**Exercise instructions**
Locate "What's the underlying" in the listing below, then output the line holding it and every line after it, exactly and with nothing else.

**Data shown**
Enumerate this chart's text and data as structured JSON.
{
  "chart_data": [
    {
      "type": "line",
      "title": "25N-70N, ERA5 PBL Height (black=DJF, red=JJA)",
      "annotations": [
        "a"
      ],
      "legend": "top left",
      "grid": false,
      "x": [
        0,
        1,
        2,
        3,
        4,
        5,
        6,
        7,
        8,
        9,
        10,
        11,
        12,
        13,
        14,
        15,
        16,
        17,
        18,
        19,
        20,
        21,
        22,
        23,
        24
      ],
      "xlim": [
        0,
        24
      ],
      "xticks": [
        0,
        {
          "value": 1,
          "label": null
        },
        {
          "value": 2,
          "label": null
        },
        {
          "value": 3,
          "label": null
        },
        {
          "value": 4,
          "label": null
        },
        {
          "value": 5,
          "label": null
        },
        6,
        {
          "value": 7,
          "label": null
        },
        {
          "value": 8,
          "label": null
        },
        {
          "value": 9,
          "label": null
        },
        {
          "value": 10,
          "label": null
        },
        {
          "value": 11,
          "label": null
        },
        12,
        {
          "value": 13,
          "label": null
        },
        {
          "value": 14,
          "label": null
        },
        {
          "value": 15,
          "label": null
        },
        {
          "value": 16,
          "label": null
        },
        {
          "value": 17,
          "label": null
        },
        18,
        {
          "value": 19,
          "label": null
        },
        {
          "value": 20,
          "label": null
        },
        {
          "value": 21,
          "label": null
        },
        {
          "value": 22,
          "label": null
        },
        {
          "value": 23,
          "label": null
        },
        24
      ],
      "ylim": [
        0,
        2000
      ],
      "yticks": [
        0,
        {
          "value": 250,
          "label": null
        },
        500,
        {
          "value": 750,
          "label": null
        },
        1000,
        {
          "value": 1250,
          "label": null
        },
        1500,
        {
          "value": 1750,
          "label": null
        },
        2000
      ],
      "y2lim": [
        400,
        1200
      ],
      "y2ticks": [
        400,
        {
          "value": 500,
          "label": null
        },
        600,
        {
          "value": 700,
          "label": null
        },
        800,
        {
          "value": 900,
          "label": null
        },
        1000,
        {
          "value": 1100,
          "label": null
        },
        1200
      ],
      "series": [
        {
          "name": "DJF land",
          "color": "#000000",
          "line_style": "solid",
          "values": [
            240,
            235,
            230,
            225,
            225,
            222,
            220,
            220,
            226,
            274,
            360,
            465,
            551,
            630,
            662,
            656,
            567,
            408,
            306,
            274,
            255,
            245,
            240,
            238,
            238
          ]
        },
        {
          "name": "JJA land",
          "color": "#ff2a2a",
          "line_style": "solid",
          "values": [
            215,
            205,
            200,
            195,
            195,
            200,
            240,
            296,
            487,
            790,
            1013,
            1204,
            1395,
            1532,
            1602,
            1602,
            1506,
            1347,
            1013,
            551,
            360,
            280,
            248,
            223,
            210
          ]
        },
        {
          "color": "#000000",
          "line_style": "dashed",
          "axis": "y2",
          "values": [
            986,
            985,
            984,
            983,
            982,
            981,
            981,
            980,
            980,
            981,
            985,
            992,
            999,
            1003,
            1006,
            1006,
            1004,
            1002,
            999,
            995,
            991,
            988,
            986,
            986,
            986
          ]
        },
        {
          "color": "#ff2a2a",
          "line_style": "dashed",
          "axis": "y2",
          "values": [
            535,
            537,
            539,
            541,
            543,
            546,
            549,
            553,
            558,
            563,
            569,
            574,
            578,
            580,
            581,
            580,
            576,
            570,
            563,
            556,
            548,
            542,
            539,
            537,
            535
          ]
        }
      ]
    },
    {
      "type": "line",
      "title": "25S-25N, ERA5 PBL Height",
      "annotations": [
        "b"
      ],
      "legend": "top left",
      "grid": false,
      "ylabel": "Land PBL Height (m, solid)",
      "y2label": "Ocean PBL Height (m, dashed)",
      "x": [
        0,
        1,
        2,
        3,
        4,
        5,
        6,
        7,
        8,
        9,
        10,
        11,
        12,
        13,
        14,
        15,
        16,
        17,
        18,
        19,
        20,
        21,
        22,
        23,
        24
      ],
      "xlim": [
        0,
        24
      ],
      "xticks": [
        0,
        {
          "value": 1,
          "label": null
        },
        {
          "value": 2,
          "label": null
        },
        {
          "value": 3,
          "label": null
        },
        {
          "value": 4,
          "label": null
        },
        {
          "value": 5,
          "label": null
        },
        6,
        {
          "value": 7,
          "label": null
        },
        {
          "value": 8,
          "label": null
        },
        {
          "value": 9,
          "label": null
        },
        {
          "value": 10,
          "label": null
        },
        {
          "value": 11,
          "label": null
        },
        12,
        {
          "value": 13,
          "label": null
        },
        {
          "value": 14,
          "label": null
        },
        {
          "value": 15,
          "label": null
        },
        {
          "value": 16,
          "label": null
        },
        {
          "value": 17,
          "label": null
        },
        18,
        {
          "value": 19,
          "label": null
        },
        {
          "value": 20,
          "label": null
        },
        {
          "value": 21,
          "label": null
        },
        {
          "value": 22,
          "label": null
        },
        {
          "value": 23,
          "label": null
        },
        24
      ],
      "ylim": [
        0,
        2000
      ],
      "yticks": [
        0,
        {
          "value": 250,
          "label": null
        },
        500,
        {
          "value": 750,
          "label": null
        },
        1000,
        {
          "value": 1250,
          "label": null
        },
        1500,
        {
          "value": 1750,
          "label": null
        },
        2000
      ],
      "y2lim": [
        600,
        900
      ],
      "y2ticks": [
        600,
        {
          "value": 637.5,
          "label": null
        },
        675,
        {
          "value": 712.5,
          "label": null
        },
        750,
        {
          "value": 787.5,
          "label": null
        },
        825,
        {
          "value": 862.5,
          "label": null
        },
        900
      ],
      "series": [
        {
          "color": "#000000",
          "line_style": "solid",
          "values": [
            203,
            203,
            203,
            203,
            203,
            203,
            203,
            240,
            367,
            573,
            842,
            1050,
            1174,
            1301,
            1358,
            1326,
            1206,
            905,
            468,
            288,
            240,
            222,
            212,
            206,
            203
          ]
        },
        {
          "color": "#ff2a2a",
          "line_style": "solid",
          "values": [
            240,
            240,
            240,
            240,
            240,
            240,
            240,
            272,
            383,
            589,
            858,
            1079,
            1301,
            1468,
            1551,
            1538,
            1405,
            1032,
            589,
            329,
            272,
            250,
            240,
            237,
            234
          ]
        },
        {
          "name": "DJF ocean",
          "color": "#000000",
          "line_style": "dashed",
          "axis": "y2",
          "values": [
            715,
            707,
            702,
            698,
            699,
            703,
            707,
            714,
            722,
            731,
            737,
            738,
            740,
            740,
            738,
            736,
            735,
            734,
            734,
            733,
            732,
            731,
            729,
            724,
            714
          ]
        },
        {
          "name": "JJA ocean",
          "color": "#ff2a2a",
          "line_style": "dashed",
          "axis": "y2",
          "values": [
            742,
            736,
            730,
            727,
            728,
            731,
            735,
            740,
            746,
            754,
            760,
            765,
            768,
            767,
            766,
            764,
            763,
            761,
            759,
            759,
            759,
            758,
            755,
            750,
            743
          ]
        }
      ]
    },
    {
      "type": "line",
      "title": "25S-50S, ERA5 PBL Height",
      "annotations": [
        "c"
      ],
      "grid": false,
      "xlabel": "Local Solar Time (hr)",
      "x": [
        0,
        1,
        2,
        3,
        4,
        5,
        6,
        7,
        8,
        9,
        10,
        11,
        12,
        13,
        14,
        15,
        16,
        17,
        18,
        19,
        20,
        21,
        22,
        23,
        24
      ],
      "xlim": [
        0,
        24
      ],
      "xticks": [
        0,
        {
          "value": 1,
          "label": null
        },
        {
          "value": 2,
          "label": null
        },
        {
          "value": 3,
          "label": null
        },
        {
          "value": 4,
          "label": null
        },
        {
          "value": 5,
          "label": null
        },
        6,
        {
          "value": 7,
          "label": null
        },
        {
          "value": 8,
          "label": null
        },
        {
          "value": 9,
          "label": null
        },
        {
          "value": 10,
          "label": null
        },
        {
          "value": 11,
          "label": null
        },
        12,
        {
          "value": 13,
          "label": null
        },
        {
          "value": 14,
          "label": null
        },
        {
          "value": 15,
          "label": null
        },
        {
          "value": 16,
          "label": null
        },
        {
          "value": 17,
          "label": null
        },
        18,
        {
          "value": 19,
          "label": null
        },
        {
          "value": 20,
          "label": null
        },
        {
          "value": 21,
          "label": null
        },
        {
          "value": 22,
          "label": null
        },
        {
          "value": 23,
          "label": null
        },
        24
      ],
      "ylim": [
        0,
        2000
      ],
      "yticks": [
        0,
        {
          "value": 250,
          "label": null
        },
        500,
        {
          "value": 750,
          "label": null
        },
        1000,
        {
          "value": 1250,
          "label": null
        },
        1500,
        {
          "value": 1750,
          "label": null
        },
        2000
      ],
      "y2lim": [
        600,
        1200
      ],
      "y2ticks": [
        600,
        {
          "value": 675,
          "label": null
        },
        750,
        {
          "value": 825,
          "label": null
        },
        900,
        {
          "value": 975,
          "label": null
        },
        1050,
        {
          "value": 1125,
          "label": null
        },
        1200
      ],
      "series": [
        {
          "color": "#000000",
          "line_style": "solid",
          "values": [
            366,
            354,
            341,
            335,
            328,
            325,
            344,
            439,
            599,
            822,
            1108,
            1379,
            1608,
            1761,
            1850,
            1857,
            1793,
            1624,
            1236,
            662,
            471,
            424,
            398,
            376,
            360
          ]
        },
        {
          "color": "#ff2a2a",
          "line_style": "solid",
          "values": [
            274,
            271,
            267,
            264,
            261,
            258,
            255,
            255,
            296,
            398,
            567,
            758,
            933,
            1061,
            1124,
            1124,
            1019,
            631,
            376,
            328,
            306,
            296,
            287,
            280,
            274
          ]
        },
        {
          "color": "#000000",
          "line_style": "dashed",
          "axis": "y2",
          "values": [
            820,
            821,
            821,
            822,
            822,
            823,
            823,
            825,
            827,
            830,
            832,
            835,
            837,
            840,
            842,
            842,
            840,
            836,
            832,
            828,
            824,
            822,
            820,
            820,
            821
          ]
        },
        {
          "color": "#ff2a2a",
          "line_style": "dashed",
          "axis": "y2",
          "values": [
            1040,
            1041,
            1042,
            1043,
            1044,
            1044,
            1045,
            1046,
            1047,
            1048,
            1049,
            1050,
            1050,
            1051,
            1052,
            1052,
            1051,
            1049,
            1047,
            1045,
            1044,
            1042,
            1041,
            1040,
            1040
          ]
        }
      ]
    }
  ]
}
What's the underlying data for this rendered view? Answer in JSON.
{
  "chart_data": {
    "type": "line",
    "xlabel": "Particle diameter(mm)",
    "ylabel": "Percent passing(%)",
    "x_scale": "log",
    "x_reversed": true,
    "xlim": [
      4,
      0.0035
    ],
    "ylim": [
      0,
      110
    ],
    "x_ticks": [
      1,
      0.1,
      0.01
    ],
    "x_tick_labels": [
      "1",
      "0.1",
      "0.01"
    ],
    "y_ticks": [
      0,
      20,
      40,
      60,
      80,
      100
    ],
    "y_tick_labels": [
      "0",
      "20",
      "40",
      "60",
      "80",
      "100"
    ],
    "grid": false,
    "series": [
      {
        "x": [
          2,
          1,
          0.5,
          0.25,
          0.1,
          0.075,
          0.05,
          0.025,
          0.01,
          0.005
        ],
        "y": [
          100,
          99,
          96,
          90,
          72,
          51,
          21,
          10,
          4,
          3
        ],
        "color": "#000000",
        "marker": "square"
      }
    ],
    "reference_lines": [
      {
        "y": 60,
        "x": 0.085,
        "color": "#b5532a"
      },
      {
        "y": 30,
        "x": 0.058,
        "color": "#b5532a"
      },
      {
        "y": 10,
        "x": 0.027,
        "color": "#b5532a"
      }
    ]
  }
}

**Written solution**
What's the underlying data for this rendered view? Answer in JSON.
{
  "chart_data": {
    "type": "line",
    "xlabel": "Particle diameter(mm)",
    "ylabel": "Percent passing(%)",
    "x_scale": "log",
    "x_reversed": true,
    "xlim": [
      4,
      0.0035
    ],
    "ylim": [
      0,
      110
    ],
    "x_ticks": [
      1,
      0.1,
      0.01
    ],
    "x_tick_labels": [
      "1",
      "0.1",
      "0.01"
    ],
    "y_ticks": [
      0,
      20,
      40,
      60,
      80,
      100
    ],
    "y_tick_labels": [
      "0",
      "20",
      "40",
      "60",
      "80",
      "100"
    ],
    "grid": false,
    "series": [
      {
        "x": [
          2,
          1,
          0.5,
          0.25,
          0.1,
          0.075,
          0.05,
          0.025,
          0.01,
          0.005
        ],
        "y": [
          100,
          99,
          96,
          90,
          72,
          51,
          21,
          10,
          4,
          3
        ],
        "color": "#000000",
        "marker": "square"
      }
    ],
    "reference_lines": [
      {
        "y": 60,
        "x": 0.085,
        "color": "#b5532a"
      },
      {
        "y": 30,
        "x": 0.058,
        "color": "#b5532a"
      },
      {
        "y": 10,
        "x": 0.027,
        "color": "#b5532a"
      }
    ]
  }
}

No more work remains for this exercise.